■ OBJECTIVE: From the entries provided below, copy each line that contains the word "this".

■ PROVIDED RECORDS:
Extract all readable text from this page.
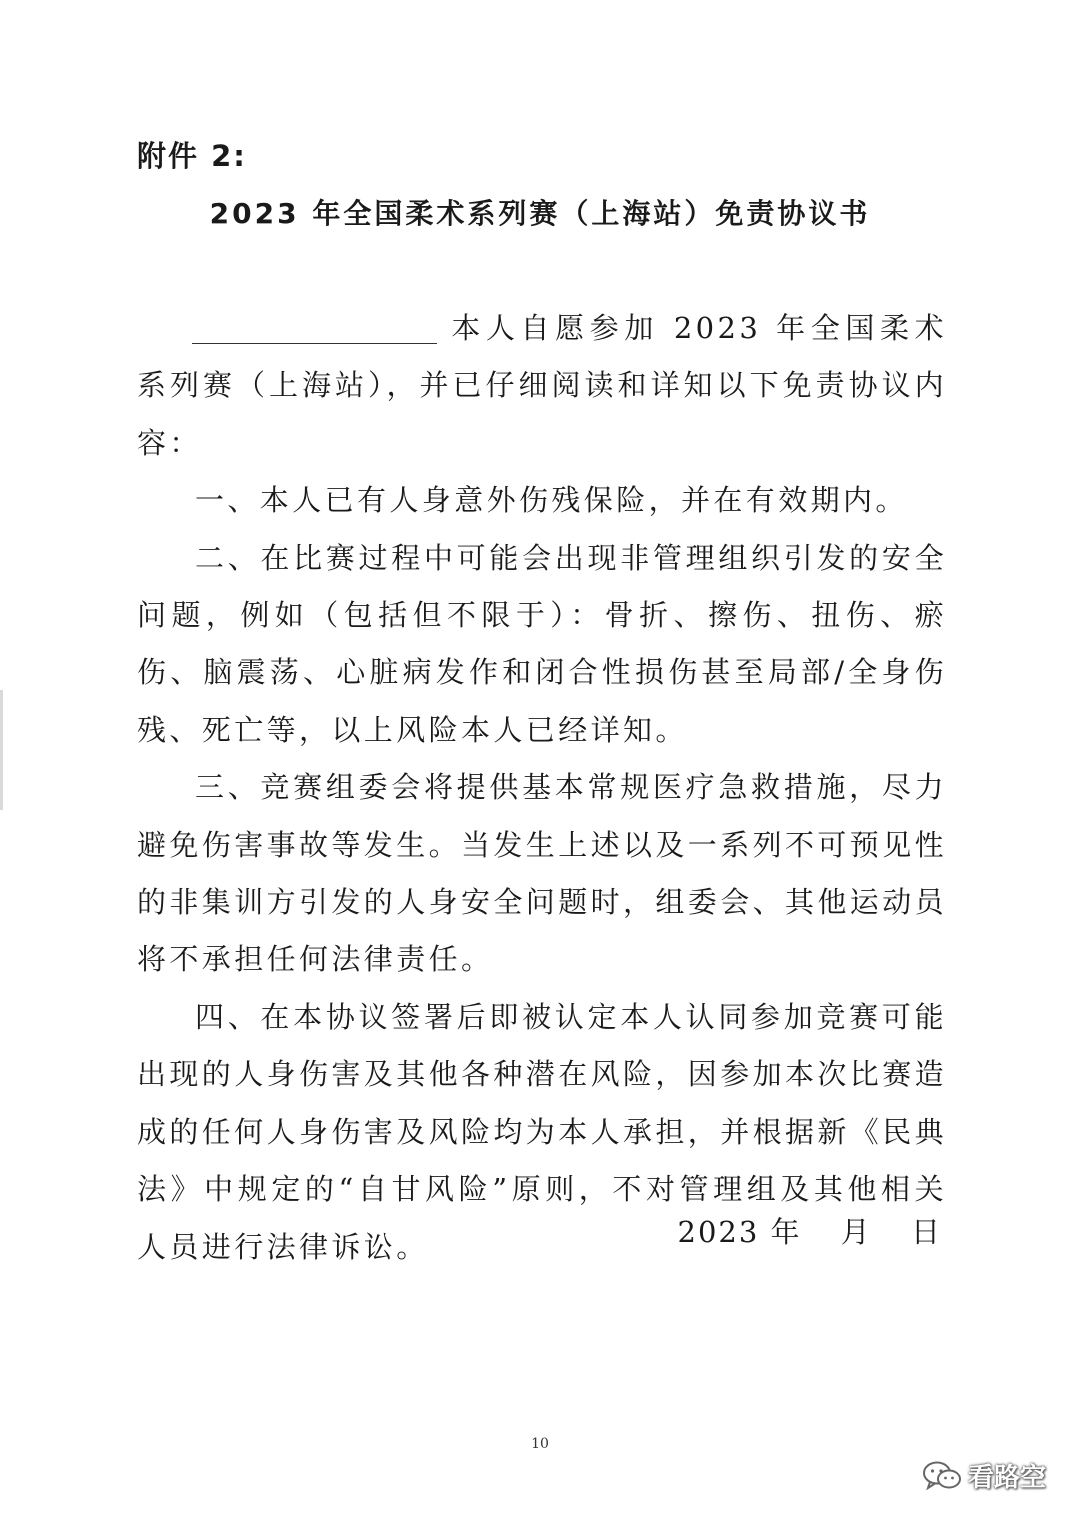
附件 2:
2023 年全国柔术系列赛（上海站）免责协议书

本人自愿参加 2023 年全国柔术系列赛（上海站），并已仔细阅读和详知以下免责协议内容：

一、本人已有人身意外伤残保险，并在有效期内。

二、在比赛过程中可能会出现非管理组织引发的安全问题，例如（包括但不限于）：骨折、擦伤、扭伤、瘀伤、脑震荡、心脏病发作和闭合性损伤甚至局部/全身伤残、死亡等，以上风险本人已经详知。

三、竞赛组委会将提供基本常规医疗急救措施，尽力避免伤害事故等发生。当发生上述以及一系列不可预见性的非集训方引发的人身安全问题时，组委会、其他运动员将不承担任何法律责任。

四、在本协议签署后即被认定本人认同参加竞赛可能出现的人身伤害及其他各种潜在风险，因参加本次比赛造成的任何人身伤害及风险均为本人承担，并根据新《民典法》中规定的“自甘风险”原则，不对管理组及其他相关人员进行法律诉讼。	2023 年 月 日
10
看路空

---

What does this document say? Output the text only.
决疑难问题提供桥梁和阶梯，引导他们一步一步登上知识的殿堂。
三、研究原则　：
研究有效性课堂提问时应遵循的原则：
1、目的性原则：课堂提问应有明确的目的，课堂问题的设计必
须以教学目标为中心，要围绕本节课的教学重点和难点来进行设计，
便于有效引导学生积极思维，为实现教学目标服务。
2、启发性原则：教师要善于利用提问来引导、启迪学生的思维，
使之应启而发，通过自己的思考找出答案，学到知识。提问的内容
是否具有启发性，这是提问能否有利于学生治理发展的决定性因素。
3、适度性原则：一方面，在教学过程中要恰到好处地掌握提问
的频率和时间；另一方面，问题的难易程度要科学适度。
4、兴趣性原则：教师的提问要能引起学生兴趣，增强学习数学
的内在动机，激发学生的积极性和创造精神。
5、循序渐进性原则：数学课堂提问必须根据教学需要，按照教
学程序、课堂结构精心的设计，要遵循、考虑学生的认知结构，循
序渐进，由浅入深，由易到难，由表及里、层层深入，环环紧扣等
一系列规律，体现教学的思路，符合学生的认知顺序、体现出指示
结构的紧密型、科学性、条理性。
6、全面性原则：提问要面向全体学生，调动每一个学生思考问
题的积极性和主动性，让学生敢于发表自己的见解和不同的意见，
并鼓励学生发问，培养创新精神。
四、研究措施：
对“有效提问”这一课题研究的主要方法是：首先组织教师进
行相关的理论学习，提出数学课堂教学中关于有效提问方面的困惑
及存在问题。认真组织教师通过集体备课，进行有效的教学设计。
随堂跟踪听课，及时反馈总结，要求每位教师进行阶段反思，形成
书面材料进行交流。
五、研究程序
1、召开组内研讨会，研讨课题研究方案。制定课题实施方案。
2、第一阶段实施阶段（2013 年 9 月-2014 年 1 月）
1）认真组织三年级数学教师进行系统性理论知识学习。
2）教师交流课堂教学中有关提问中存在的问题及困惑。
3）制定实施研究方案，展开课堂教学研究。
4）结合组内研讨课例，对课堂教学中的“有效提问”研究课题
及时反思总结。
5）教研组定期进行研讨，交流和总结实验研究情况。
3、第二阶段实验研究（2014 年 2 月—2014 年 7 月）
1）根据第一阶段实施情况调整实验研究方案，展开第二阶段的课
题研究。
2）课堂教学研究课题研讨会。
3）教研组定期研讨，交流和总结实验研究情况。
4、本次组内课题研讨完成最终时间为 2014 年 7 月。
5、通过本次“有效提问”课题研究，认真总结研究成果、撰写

■ TASK RESULT:
Extract all readable text from this page.
What does this document say? Output the text only.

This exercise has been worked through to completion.